━━━━━ PROVIDED MATERIAL ━━━━━

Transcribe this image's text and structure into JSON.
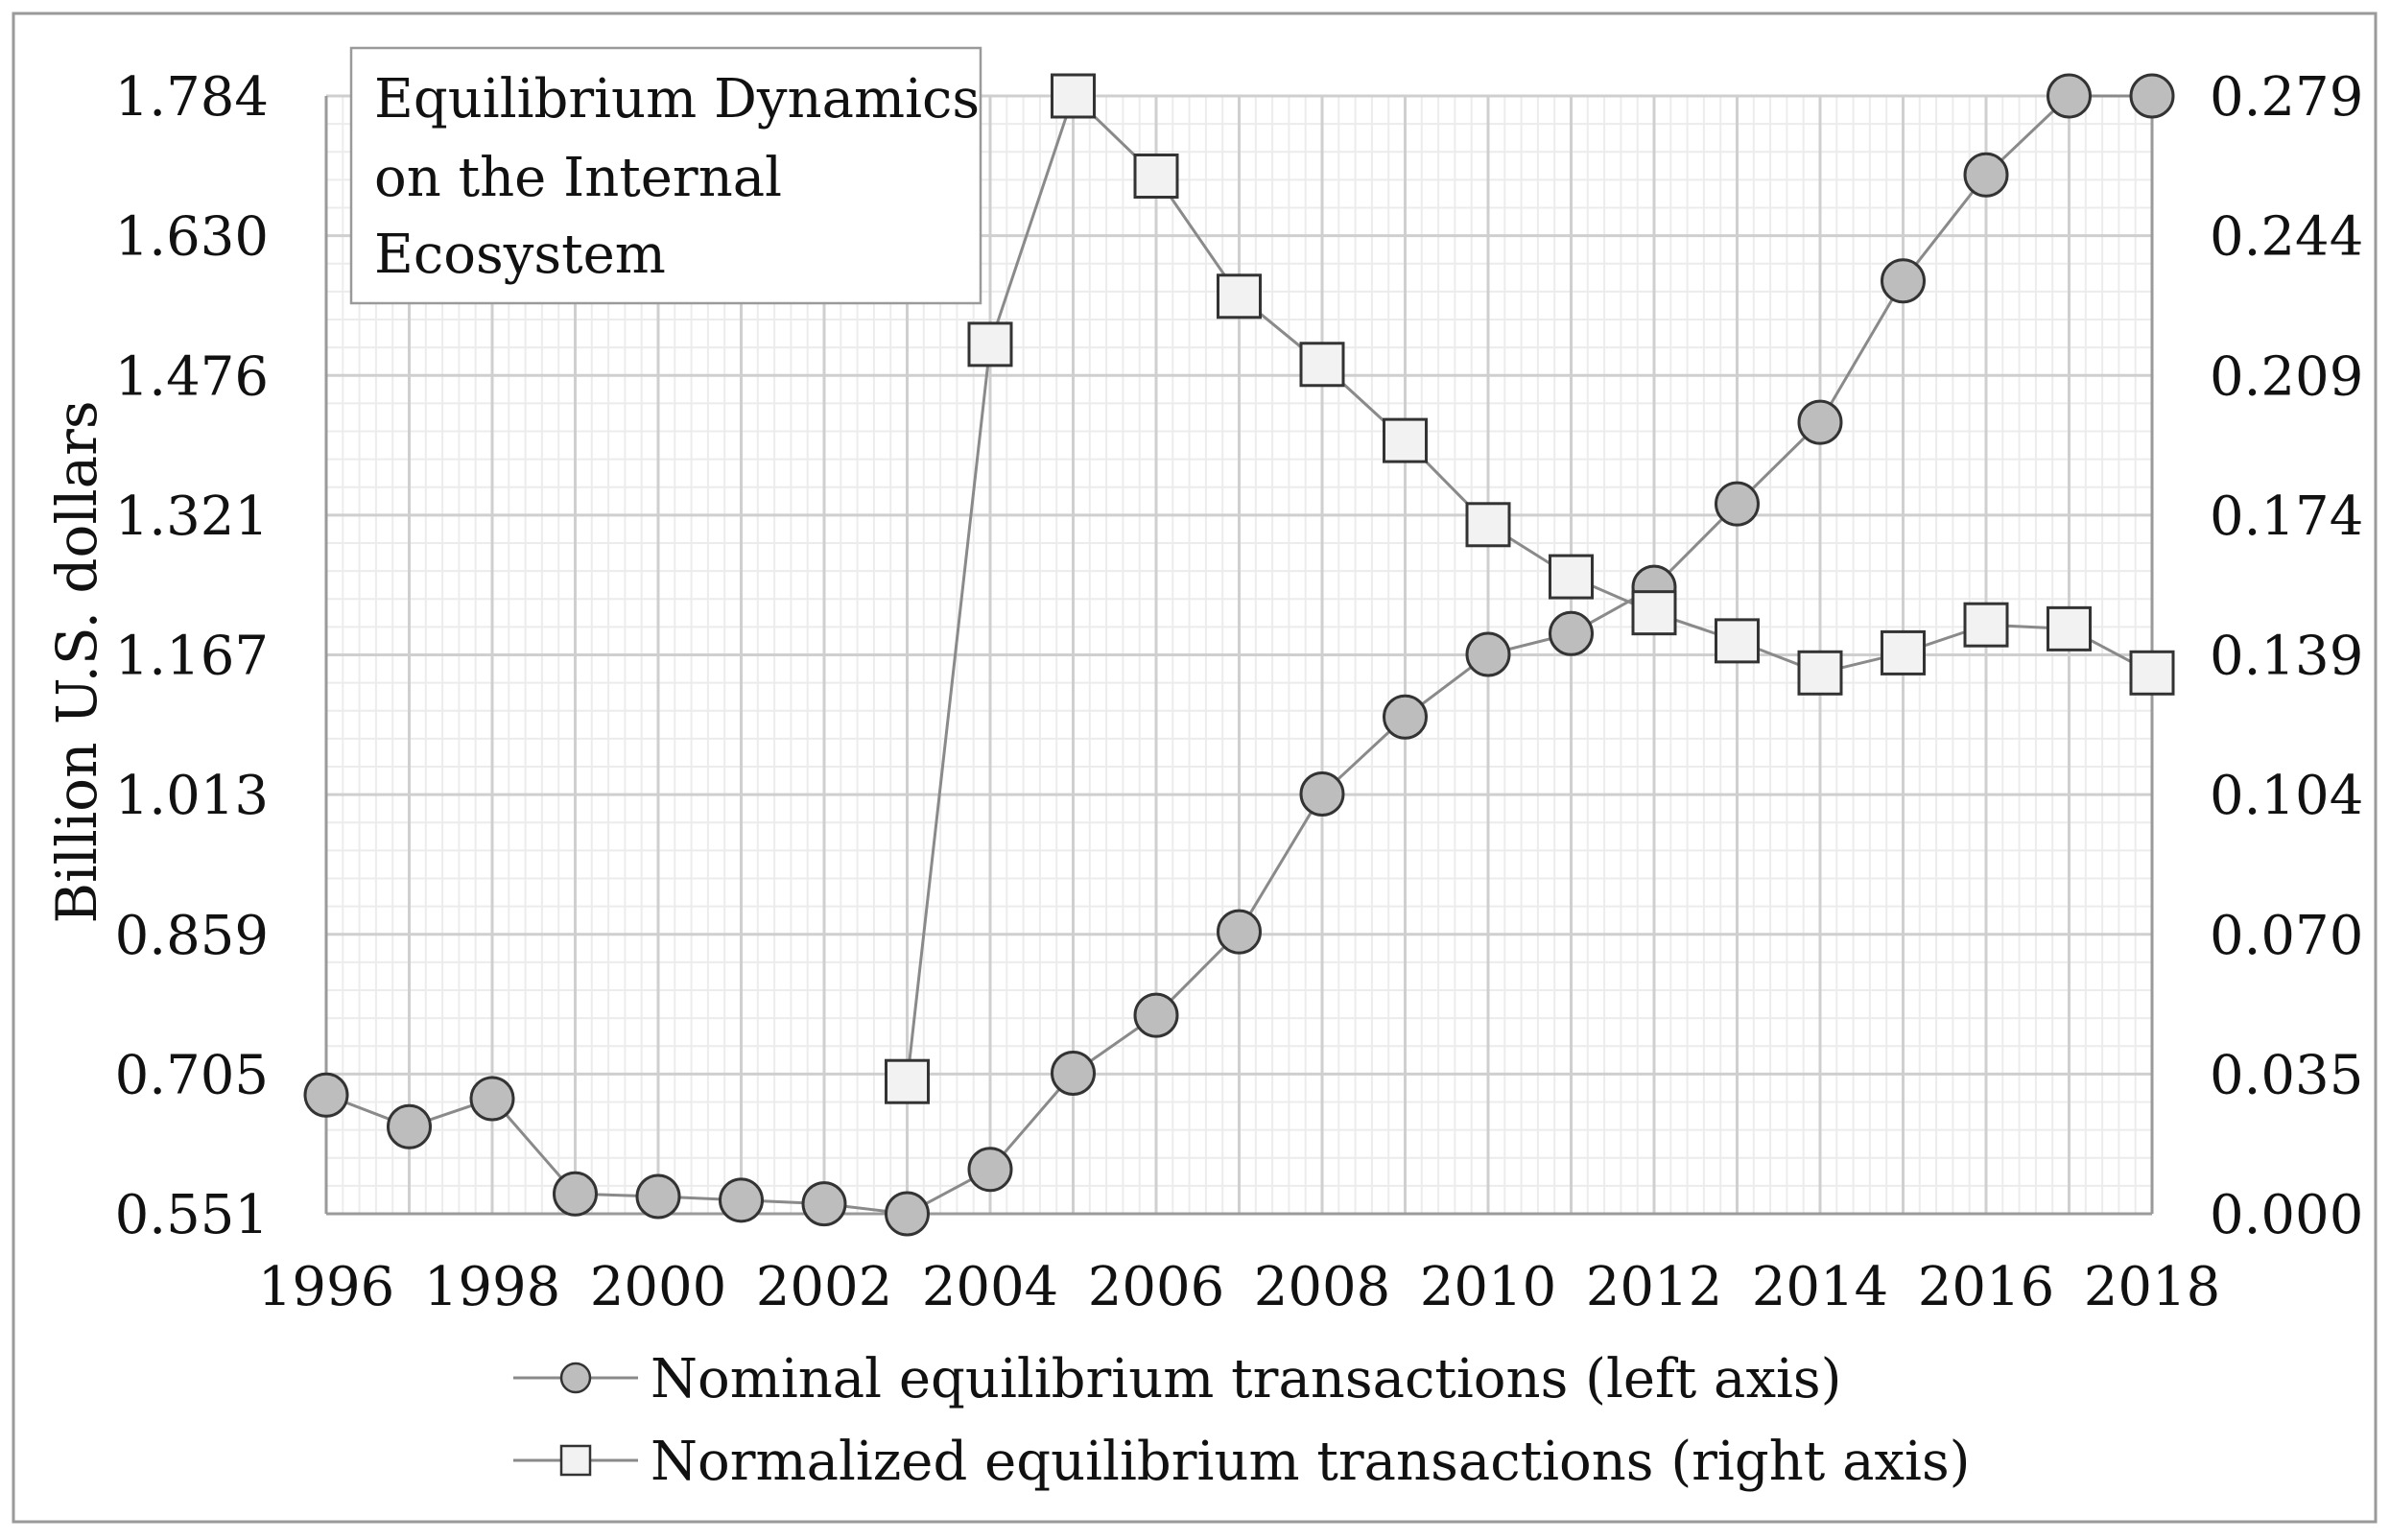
{
  "chart_data": {
    "type": "line",
    "title_lines": [
      "Equilibrium Dynamics",
      "on the Internal",
      "Ecosystem"
    ],
    "ylabel": "Billion U.S. dollars",
    "y2label": "",
    "xlabel": "",
    "x": [
      1996,
      1997,
      1998,
      1999,
      2000,
      2001,
      2002,
      2003,
      2004,
      2005,
      2006,
      2007,
      2008,
      2009,
      2010,
      2011,
      2012,
      2013,
      2014,
      2015,
      2016,
      2017,
      2018
    ],
    "x_tick_labels": [
      "1996",
      "1998",
      "2000",
      "2002",
      "2004",
      "2006",
      "2008",
      "2010",
      "2012",
      "2014",
      "2016",
      "2018"
    ],
    "xlim": [
      1996,
      2018
    ],
    "ylim": [
      0.551,
      1.784
    ],
    "y_tick_labels": [
      "0.551",
      "0.705",
      "0.859",
      "1.013",
      "1.167",
      "1.321",
      "1.476",
      "1.630",
      "1.784"
    ],
    "y2lim": [
      0.0,
      0.279
    ],
    "y2_tick_labels": [
      "0.000",
      "0.035",
      "0.070",
      "0.104",
      "0.139",
      "0.174",
      "0.209",
      "0.244",
      "0.279"
    ],
    "grid": true,
    "legend_position": "bottom",
    "series": [
      {
        "name": "Nominal equilibrium transactions (left axis)",
        "axis": "left",
        "marker": "circle",
        "values": [
          0.682,
          0.647,
          0.678,
          0.573,
          0.57,
          0.566,
          0.562,
          0.551,
          0.6,
          0.706,
          0.77,
          0.862,
          1.014,
          1.099,
          1.168,
          1.191,
          1.242,
          1.334,
          1.424,
          1.58,
          1.697,
          1.784,
          1.784
        ]
      },
      {
        "name": "Normalized equilibrium transactions (right axis)",
        "axis": "right",
        "marker": "square",
        "values": [
          null,
          null,
          null,
          null,
          null,
          null,
          null,
          0.033,
          0.217,
          0.279,
          0.259,
          0.229,
          0.212,
          0.193,
          0.172,
          0.159,
          0.15,
          0.143,
          0.135,
          0.14,
          0.147,
          0.146,
          0.135
        ]
      }
    ],
    "colors": {
      "line": "#8a8a8a",
      "circle_fill": "#bdbdbd",
      "square_fill": "#f2f2f2",
      "marker_stroke": "#333333",
      "major_grid": "#cfcfcf",
      "minor_grid": "#ececec",
      "frame": "#9a9a9a"
    }
  }
}
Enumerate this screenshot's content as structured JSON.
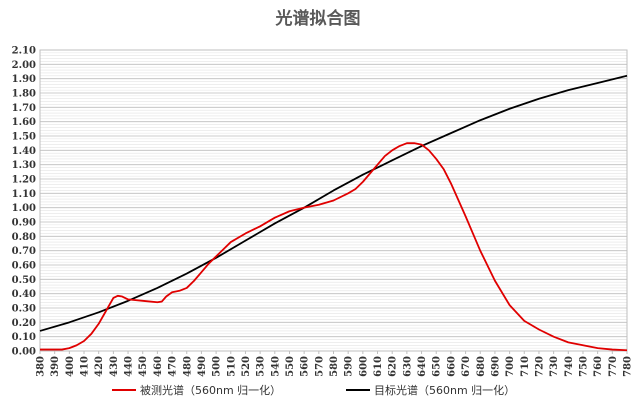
{
  "chart_data": {
    "type": "line",
    "title": "光谱拟合图",
    "xlabel": "",
    "ylabel": "",
    "xlim": [
      380,
      780
    ],
    "ylim": [
      0,
      2.1
    ],
    "grid": true,
    "legend_position": "bottom",
    "x_ticks": [
      "380",
      "390",
      "400",
      "410",
      "420",
      "430",
      "440",
      "450",
      "460",
      "470",
      "480",
      "490",
      "500",
      "510",
      "520",
      "530",
      "540",
      "550",
      "560",
      "570",
      "580",
      "590",
      "600",
      "610",
      "620",
      "630",
      "640",
      "650",
      "660",
      "670",
      "680",
      "690",
      "700",
      "710",
      "720",
      "730",
      "740",
      "750",
      "760",
      "770",
      "780"
    ],
    "y_ticks": [
      "0.00",
      "0.10",
      "0.20",
      "0.30",
      "0.40",
      "0.50",
      "0.60",
      "0.70",
      "0.80",
      "0.90",
      "1.00",
      "1.10",
      "1.20",
      "1.30",
      "1.40",
      "1.50",
      "1.60",
      "1.70",
      "1.80",
      "1.90",
      "2.00",
      "2.10"
    ],
    "series": [
      {
        "name": "被测光谱（560nm 归一化）",
        "color": "#e00000",
        "x": [
          380,
          390,
          395,
          400,
          405,
          410,
          415,
          420,
          425,
          430,
          433,
          436,
          440,
          445,
          450,
          455,
          460,
          463,
          466,
          470,
          475,
          480,
          485,
          490,
          495,
          500,
          505,
          510,
          520,
          530,
          540,
          550,
          560,
          570,
          580,
          590,
          595,
          600,
          605,
          610,
          615,
          620,
          625,
          630,
          635,
          640,
          645,
          650,
          655,
          660,
          670,
          680,
          690,
          700,
          710,
          720,
          730,
          740,
          750,
          760,
          770,
          780
        ],
        "y": [
          0.01,
          0.01,
          0.01,
          0.02,
          0.04,
          0.07,
          0.12,
          0.19,
          0.28,
          0.37,
          0.385,
          0.38,
          0.36,
          0.355,
          0.35,
          0.345,
          0.34,
          0.345,
          0.38,
          0.41,
          0.42,
          0.44,
          0.49,
          0.55,
          0.61,
          0.66,
          0.71,
          0.76,
          0.82,
          0.87,
          0.93,
          0.975,
          1.0,
          1.02,
          1.05,
          1.1,
          1.13,
          1.18,
          1.24,
          1.3,
          1.36,
          1.4,
          1.43,
          1.45,
          1.45,
          1.44,
          1.4,
          1.34,
          1.27,
          1.17,
          0.94,
          0.7,
          0.49,
          0.32,
          0.21,
          0.15,
          0.1,
          0.06,
          0.04,
          0.02,
          0.01,
          0.005
        ]
      },
      {
        "name": "目标光谱（560nm 归一化）",
        "color": "#000000",
        "x": [
          380,
          400,
          420,
          440,
          460,
          480,
          500,
          520,
          540,
          560,
          580,
          600,
          620,
          640,
          660,
          680,
          700,
          720,
          740,
          760,
          780
        ],
        "y": [
          0.14,
          0.2,
          0.27,
          0.35,
          0.44,
          0.54,
          0.65,
          0.77,
          0.89,
          1.0,
          1.12,
          1.23,
          1.33,
          1.43,
          1.52,
          1.61,
          1.69,
          1.76,
          1.82,
          1.87,
          1.92
        ]
      }
    ]
  }
}
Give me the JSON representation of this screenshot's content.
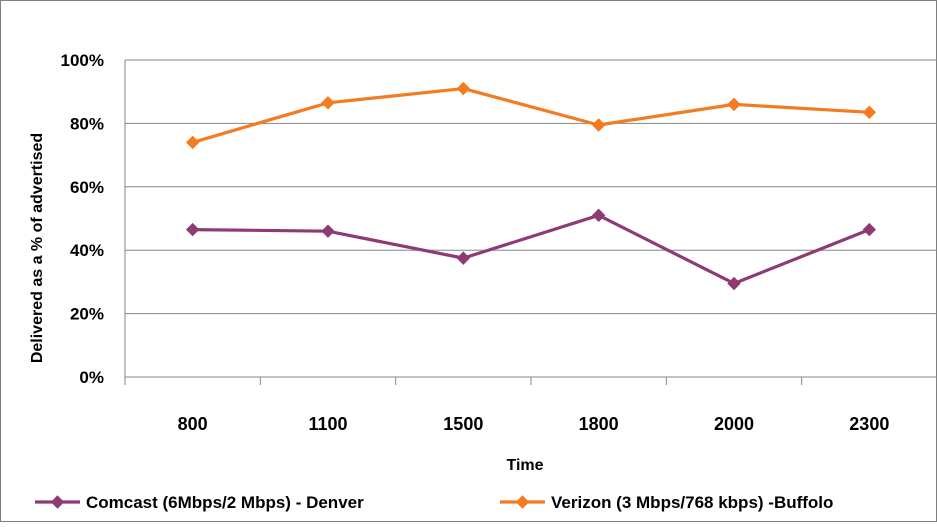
{
  "chart_data": {
    "type": "line",
    "title": "",
    "xlabel": "Time",
    "ylabel": "Delivered as a % of advertised",
    "categories": [
      "800",
      "1100",
      "1500",
      "1800",
      "2000",
      "2300"
    ],
    "y_ticks": [
      "0%",
      "20%",
      "40%",
      "60%",
      "80%",
      "100%"
    ],
    "ylim": [
      0,
      100
    ],
    "grid": true,
    "legend_position": "bottom",
    "series": [
      {
        "name": "Comcast (6Mbps/2 Mbps) - Denver",
        "color": "#8e3a73",
        "marker": "diamond",
        "values": [
          46.5,
          46,
          37.5,
          51,
          29.5,
          46.5
        ]
      },
      {
        "name": "Verizon (3 Mbps/768 kbps) -Buffolo",
        "color": "#f47b20",
        "marker": "diamond",
        "values": [
          74,
          86.5,
          91,
          79.5,
          86,
          83.5
        ]
      }
    ]
  }
}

━━━━━

WORK TO COMPLETE
Copy everything in the records above except the pictures, exactly as written.

EXERCISE SOLUTION
Transcribe this image's text and structure into JSON.
{
  "chart_data": {
    "type": "line",
    "title_lines": [
      "Equilibrium Dynamics",
      "on the Internal",
      "Ecosystem"
    ],
    "ylabel": "Billion U.S. dollars",
    "y2label": "",
    "xlabel": "",
    "x": [
      1996,
      1997,
      1998,
      1999,
      2000,
      2001,
      2002,
      2003,
      2004,
      2005,
      2006,
      2007,
      2008,
      2009,
      2010,
      2011,
      2012,
      2013,
      2014,
      2015,
      2016,
      2017,
      2018
    ],
    "x_tick_labels": [
      "1996",
      "1998",
      "2000",
      "2002",
      "2004",
      "2006",
      "2008",
      "2010",
      "2012",
      "2014",
      "2016",
      "2018"
    ],
    "xlim": [
      1996,
      2018
    ],
    "ylim": [
      0.551,
      1.784
    ],
    "y_tick_labels": [
      "0.551",
      "0.705",
      "0.859",
      "1.013",
      "1.167",
      "1.321",
      "1.476",
      "1.630",
      "1.784"
    ],
    "y2lim": [
      0.0,
      0.279
    ],
    "y2_tick_labels": [
      "0.000",
      "0.035",
      "0.070",
      "0.104",
      "0.139",
      "0.174",
      "0.209",
      "0.244",
      "0.279"
    ],
    "grid": true,
    "legend_position": "bottom",
    "series": [
      {
        "name": "Nominal equilibrium transactions (left axis)",
        "axis": "left",
        "marker": "circle",
        "values": [
          0.682,
          0.647,
          0.678,
          0.573,
          0.57,
          0.566,
          0.562,
          0.551,
          0.6,
          0.706,
          0.77,
          0.862,
          1.014,
          1.099,
          1.168,
          1.191,
          1.242,
          1.334,
          1.424,
          1.58,
          1.697,
          1.784,
          1.784
        ]
      },
      {
        "name": "Normalized equilibrium transactions (right axis)",
        "axis": "right",
        "marker": "square",
        "values": [
          null,
          null,
          null,
          null,
          null,
          null,
          null,
          0.033,
          0.217,
          0.279,
          0.259,
          0.229,
          0.212,
          0.193,
          0.172,
          0.159,
          0.15,
          0.143,
          0.135,
          0.14,
          0.147,
          0.146,
          0.135
        ]
      }
    ],
    "colors": {
      "line": "#8a8a8a",
      "circle_fill": "#bdbdbd",
      "square_fill": "#f2f2f2",
      "marker_stroke": "#333333",
      "major_grid": "#cfcfcf",
      "minor_grid": "#ececec",
      "frame": "#9a9a9a"
    }
  }
}
Enumerate this screenshot's content as structured JSON.
{
  "chart_data": {
    "type": "line",
    "title": "光谱拟合图",
    "xlabel": "",
    "ylabel": "",
    "xlim": [
      380,
      780
    ],
    "ylim": [
      0,
      2.1
    ],
    "grid": true,
    "legend_position": "bottom",
    "x_ticks": [
      "380",
      "390",
      "400",
      "410",
      "420",
      "430",
      "440",
      "450",
      "460",
      "470",
      "480",
      "490",
      "500",
      "510",
      "520",
      "530",
      "540",
      "550",
      "560",
      "570",
      "580",
      "590",
      "600",
      "610",
      "620",
      "630",
      "640",
      "650",
      "660",
      "670",
      "680",
      "690",
      "700",
      "710",
      "720",
      "730",
      "740",
      "750",
      "760",
      "770",
      "780"
    ],
    "y_ticks": [
      "0.00",
      "0.10",
      "0.20",
      "0.30",
      "0.40",
      "0.50",
      "0.60",
      "0.70",
      "0.80",
      "0.90",
      "1.00",
      "1.10",
      "1.20",
      "1.30",
      "1.40",
      "1.50",
      "1.60",
      "1.70",
      "1.80",
      "1.90",
      "2.00",
      "2.10"
    ],
    "series": [
      {
        "name": "被测光谱（560nm 归一化）",
        "color": "#e00000",
        "x": [
          380,
          390,
          395,
          400,
          405,
          410,
          415,
          420,
          425,
          430,
          433,
          436,
          440,
          445,
          450,
          455,
          460,
          463,
          466,
          470,
          475,
          480,
          485,
          490,
          495,
          500,
          505,
          510,
          520,
          530,
          540,
          550,
          560,
          570,
          580,
          590,
          595,
          600,
          605,
          610,
          615,
          620,
          625,
          630,
          635,
          640,
          645,
          650,
          655,
          660,
          670,
          680,
          690,
          700,
          710,
          720,
          730,
          740,
          750,
          760,
          770,
          780
        ],
        "y": [
          0.01,
          0.01,
          0.01,
          0.02,
          0.04,
          0.07,
          0.12,
          0.19,
          0.28,
          0.37,
          0.385,
          0.38,
          0.36,
          0.355,
          0.35,
          0.345,
          0.34,
          0.345,
          0.38,
          0.41,
          0.42,
          0.44,
          0.49,
          0.55,
          0.61,
          0.66,
          0.71,
          0.76,
          0.82,
          0.87,
          0.93,
          0.975,
          1.0,
          1.02,
          1.05,
          1.1,
          1.13,
          1.18,
          1.24,
          1.3,
          1.36,
          1.4,
          1.43,
          1.45,
          1.45,
          1.44,
          1.4,
          1.34,
          1.27,
          1.17,
          0.94,
          0.7,
          0.49,
          0.32,
          0.21,
          0.15,
          0.1,
          0.06,
          0.04,
          0.02,
          0.01,
          0.005
        ]
      },
      {
        "name": "目标光谱（560nm 归一化）",
        "color": "#000000",
        "x": [
          380,
          400,
          420,
          440,
          460,
          480,
          500,
          520,
          540,
          560,
          580,
          600,
          620,
          640,
          660,
          680,
          700,
          720,
          740,
          760,
          780
        ],
        "y": [
          0.14,
          0.2,
          0.27,
          0.35,
          0.44,
          0.54,
          0.65,
          0.77,
          0.89,
          1.0,
          1.12,
          1.23,
          1.33,
          1.43,
          1.52,
          1.61,
          1.69,
          1.76,
          1.82,
          1.87,
          1.92
        ]
      }
    ]
  }
}
Give me the JSON representation of this screenshot's content.
{
  "chart_data": {
    "type": "line",
    "title": "",
    "xlabel": "Time",
    "ylabel": "Delivered as a % of advertised",
    "categories": [
      "800",
      "1100",
      "1500",
      "1800",
      "2000",
      "2300"
    ],
    "y_ticks": [
      "0%",
      "20%",
      "40%",
      "60%",
      "80%",
      "100%"
    ],
    "ylim": [
      0,
      100
    ],
    "grid": true,
    "legend_position": "bottom",
    "series": [
      {
        "name": "Comcast (6Mbps/2 Mbps) - Denver",
        "color": "#8e3a73",
        "marker": "diamond",
        "values": [
          46.5,
          46,
          37.5,
          51,
          29.5,
          46.5
        ]
      },
      {
        "name": "Verizon (3 Mbps/768 kbps) -Buffolo",
        "color": "#f47b20",
        "marker": "diamond",
        "values": [
          74,
          86.5,
          91,
          79.5,
          86,
          83.5
        ]
      }
    ]
  }
}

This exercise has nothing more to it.